EXTRACTED ENTRIES:

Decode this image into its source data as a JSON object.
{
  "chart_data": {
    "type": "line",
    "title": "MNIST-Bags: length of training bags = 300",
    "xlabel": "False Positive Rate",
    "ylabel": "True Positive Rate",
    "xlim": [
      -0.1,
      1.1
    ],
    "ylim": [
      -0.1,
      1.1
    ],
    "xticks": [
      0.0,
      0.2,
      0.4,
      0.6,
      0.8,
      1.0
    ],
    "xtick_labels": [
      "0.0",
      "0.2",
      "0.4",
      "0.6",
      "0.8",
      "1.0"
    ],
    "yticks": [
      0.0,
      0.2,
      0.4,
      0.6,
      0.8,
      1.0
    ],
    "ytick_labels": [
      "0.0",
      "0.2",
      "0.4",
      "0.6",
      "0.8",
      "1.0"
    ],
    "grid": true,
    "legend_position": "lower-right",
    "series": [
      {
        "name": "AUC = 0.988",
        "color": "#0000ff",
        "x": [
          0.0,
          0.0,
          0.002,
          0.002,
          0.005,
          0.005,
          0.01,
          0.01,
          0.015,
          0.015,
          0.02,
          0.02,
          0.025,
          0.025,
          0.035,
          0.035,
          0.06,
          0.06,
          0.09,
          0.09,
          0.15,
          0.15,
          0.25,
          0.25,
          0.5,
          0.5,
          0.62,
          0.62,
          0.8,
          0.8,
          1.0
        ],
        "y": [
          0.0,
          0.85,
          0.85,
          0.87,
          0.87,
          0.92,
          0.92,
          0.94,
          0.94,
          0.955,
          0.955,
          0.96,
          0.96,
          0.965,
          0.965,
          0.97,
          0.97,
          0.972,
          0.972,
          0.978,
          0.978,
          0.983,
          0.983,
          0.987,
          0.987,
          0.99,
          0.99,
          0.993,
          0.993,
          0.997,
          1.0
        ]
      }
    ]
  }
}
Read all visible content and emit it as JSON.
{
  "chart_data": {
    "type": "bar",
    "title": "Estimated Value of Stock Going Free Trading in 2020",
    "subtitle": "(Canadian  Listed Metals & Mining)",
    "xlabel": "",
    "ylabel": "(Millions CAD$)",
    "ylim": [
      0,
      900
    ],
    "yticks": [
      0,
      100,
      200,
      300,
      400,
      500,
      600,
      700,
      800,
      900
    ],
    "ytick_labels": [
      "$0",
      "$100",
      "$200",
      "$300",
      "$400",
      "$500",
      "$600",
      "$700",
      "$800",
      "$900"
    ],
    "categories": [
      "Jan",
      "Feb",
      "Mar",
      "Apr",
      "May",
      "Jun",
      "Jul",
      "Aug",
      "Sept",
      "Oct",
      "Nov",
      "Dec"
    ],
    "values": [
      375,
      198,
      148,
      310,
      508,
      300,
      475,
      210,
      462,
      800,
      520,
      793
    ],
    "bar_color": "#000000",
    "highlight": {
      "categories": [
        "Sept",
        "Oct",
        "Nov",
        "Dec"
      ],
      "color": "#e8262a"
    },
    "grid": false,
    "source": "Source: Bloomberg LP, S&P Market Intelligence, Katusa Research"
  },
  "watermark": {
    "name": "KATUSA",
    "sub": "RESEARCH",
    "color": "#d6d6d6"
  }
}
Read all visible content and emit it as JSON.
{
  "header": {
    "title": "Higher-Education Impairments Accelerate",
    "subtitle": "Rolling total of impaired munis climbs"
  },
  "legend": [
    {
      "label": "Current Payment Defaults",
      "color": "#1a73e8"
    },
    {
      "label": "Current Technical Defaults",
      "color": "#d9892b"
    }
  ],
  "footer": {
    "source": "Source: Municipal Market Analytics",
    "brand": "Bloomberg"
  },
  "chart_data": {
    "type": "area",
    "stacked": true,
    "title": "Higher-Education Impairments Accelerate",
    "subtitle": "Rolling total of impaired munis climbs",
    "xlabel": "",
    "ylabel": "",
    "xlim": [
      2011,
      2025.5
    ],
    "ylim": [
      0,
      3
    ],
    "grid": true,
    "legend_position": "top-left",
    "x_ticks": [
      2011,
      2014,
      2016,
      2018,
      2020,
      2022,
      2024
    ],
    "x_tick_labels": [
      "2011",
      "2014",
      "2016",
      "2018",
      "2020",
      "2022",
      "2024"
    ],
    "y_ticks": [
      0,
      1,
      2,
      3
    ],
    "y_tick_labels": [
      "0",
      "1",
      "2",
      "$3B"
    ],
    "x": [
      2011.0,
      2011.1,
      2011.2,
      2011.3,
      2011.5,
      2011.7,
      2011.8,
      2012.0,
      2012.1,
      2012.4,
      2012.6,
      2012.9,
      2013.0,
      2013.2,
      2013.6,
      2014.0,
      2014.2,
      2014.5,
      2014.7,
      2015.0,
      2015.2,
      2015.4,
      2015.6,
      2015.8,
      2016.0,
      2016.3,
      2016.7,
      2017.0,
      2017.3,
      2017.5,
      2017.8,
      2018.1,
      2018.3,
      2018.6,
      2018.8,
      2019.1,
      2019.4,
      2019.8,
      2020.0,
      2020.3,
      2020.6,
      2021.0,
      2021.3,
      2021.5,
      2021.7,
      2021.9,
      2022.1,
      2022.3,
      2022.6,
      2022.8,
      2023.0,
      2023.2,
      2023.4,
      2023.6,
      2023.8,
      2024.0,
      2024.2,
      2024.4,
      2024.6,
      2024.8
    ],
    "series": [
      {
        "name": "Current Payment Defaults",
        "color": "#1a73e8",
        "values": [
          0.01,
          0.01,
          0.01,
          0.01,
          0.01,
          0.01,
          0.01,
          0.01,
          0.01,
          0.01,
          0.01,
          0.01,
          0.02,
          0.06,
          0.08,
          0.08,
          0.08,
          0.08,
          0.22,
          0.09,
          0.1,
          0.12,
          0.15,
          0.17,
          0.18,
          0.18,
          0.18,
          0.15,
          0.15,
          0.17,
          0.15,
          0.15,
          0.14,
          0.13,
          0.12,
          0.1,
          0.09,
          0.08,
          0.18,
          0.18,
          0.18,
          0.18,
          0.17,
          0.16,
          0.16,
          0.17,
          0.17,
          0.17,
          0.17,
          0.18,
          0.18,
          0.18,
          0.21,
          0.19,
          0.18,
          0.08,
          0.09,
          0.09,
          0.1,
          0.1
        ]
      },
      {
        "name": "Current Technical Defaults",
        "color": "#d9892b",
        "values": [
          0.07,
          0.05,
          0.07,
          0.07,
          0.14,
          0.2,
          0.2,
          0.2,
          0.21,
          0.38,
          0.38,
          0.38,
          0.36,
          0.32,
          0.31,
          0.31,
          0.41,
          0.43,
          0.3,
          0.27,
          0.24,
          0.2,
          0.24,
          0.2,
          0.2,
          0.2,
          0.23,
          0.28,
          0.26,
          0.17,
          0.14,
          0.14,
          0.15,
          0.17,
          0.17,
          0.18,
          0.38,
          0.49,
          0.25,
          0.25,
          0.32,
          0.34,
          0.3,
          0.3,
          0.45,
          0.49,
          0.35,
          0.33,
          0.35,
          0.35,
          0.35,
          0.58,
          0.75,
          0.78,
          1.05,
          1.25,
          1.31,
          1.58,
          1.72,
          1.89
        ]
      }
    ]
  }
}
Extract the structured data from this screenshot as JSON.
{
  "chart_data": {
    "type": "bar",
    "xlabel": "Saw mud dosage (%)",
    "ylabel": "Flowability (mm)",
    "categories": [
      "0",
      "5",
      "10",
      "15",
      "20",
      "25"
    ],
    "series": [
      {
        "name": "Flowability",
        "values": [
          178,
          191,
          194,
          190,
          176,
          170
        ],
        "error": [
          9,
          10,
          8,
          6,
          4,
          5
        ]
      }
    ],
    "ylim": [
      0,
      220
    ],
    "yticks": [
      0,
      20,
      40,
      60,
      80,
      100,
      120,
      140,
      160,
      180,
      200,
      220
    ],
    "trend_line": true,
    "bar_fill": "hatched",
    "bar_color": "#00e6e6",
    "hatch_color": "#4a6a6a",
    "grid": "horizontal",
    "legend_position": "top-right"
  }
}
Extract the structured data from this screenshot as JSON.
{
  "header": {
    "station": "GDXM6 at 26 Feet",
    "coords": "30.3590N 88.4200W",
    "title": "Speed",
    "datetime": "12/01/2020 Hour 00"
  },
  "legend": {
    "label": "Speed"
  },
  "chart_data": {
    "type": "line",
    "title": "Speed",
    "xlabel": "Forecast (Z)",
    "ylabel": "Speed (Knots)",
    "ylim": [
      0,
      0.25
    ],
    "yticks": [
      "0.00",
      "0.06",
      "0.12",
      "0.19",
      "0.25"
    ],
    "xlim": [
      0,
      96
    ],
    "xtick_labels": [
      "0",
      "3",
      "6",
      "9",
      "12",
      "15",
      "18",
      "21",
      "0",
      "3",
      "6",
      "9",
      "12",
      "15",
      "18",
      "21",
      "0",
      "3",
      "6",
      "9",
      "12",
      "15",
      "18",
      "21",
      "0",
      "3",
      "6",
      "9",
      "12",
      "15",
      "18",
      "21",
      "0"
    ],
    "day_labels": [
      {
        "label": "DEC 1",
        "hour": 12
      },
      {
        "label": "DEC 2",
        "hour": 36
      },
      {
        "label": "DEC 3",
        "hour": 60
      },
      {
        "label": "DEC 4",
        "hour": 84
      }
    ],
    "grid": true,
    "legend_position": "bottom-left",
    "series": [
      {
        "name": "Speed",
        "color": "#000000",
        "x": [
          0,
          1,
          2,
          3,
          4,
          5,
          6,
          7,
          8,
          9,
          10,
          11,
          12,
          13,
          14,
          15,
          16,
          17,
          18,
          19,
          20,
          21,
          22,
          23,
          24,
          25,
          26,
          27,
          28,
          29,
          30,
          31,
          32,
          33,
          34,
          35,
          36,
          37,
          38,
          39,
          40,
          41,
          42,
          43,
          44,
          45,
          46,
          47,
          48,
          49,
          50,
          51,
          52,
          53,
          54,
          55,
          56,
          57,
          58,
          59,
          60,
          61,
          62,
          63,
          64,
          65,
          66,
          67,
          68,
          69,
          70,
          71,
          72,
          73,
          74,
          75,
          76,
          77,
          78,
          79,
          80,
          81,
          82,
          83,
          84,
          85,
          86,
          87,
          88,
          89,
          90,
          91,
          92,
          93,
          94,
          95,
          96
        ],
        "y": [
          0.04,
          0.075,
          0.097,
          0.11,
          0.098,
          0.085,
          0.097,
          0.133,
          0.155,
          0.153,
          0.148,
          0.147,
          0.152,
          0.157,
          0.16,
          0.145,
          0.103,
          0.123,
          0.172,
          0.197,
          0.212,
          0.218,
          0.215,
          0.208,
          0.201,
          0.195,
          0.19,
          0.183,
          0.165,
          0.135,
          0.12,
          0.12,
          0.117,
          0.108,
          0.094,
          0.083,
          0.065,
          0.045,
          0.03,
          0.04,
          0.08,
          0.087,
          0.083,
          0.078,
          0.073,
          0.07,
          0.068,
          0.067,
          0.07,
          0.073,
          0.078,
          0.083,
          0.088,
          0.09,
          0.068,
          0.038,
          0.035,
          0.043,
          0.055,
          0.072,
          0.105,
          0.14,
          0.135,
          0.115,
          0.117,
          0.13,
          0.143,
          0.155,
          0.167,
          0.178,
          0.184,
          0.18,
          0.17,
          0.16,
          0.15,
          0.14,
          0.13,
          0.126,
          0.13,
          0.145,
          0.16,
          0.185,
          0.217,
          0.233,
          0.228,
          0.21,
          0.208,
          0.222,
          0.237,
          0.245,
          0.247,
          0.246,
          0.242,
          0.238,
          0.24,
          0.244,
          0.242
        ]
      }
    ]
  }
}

WRITTEN REQUEST: Scan the entries above. Copy each line that has the string "subtitle".

RESPONSE:
    "subtitle": "(Canadian  Listed Metals & Mining)",
    "subtitle": "Rolling total of impaired munis climbs"
    "subtitle": "Rolling total of impaired munis climbs",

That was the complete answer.